>> Begin
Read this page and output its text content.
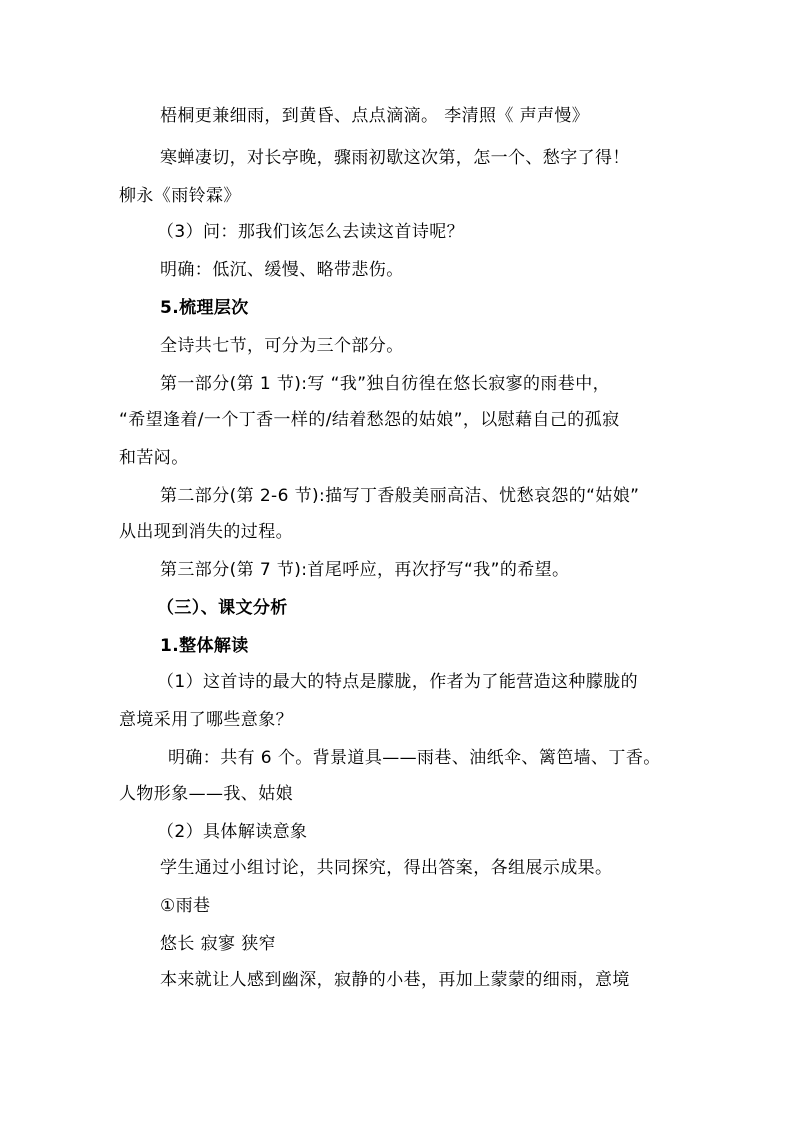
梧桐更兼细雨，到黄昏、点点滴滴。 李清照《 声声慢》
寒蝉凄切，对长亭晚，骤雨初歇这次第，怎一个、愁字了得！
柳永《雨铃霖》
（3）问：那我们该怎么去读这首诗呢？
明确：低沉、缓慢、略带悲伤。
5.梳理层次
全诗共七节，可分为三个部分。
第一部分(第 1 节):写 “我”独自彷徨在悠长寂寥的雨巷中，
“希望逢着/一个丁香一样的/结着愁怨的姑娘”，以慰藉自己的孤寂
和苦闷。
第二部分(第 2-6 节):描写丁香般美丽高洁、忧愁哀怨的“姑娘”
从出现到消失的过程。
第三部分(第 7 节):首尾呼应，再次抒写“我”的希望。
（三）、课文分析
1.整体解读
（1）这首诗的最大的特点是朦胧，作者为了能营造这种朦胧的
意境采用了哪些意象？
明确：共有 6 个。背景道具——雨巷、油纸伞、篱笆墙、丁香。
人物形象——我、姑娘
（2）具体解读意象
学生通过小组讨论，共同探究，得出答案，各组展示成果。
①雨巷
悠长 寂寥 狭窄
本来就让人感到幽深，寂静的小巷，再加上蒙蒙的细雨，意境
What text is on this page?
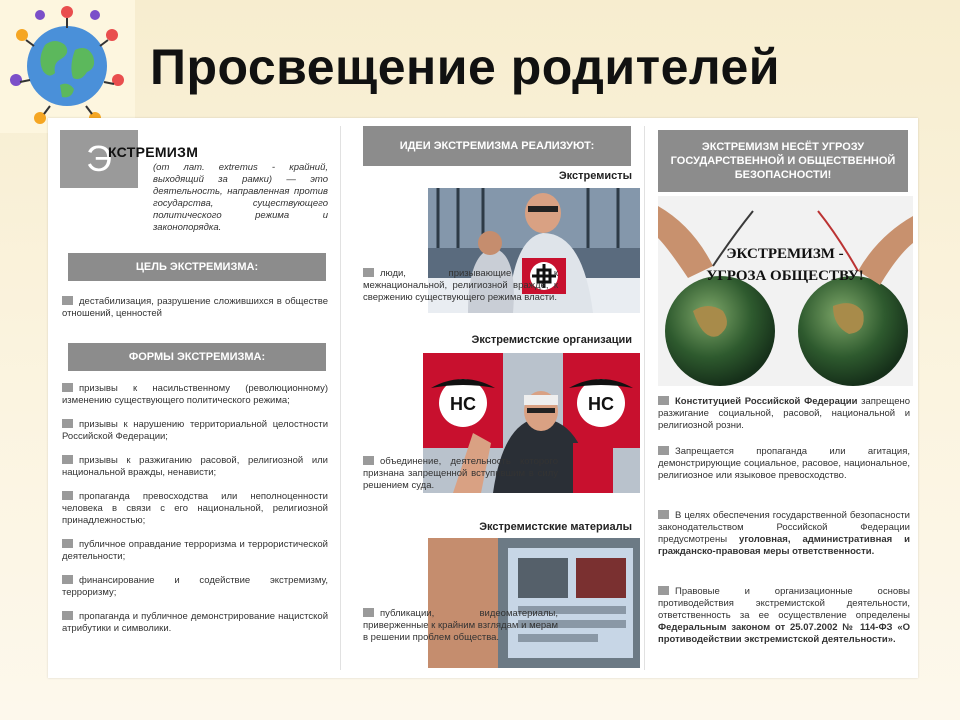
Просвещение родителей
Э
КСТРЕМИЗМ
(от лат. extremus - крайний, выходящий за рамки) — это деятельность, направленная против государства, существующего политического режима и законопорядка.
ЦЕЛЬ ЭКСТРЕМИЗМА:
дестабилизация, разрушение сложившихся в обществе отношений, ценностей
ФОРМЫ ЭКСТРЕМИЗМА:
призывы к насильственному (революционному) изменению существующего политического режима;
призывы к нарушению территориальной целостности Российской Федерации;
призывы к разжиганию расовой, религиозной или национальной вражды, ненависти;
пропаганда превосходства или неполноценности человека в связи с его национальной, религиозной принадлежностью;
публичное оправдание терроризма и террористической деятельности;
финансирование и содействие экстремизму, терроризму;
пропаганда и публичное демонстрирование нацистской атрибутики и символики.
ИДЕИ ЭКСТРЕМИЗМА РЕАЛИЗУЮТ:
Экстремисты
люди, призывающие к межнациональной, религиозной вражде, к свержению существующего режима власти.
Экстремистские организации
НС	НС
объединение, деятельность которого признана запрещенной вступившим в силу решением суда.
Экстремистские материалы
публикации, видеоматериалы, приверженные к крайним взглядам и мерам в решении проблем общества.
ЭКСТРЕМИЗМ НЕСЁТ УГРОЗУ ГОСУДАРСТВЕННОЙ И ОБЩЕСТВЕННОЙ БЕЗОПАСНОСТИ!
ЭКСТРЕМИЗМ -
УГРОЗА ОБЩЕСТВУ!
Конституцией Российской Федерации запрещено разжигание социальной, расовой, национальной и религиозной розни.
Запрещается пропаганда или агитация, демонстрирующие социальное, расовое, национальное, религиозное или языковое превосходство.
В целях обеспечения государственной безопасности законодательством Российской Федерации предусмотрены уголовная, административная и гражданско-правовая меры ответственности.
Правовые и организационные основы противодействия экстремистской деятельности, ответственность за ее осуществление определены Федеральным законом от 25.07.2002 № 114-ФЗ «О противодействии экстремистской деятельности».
>> End
>> Begin
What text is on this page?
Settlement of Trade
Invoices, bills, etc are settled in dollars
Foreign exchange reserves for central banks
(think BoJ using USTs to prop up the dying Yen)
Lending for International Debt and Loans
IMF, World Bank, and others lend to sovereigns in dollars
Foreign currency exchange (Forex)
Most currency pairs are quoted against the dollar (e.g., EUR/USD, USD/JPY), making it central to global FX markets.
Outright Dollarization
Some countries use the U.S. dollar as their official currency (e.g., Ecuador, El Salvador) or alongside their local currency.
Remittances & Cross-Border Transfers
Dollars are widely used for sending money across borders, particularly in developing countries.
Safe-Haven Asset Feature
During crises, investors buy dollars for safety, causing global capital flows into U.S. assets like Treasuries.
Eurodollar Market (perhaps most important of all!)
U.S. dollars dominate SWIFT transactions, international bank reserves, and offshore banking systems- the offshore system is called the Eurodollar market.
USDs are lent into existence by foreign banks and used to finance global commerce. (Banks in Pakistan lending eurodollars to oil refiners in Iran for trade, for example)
>> End
- _Required work_: Using the listing above, locate the lines that hold "Российской" and copy each one.

- _Reply_:
призывы к нарушению территориальной целостности Российской Федерации;
Конституцией Российской Федерации запрещено разжигание социальной, расовой, национальной и религиозной розни.
В целях обеспечения государственной безопасности законодательством Российской Федерации предусмотрены уголовная, административная и гражданско-правовая меры ответственности.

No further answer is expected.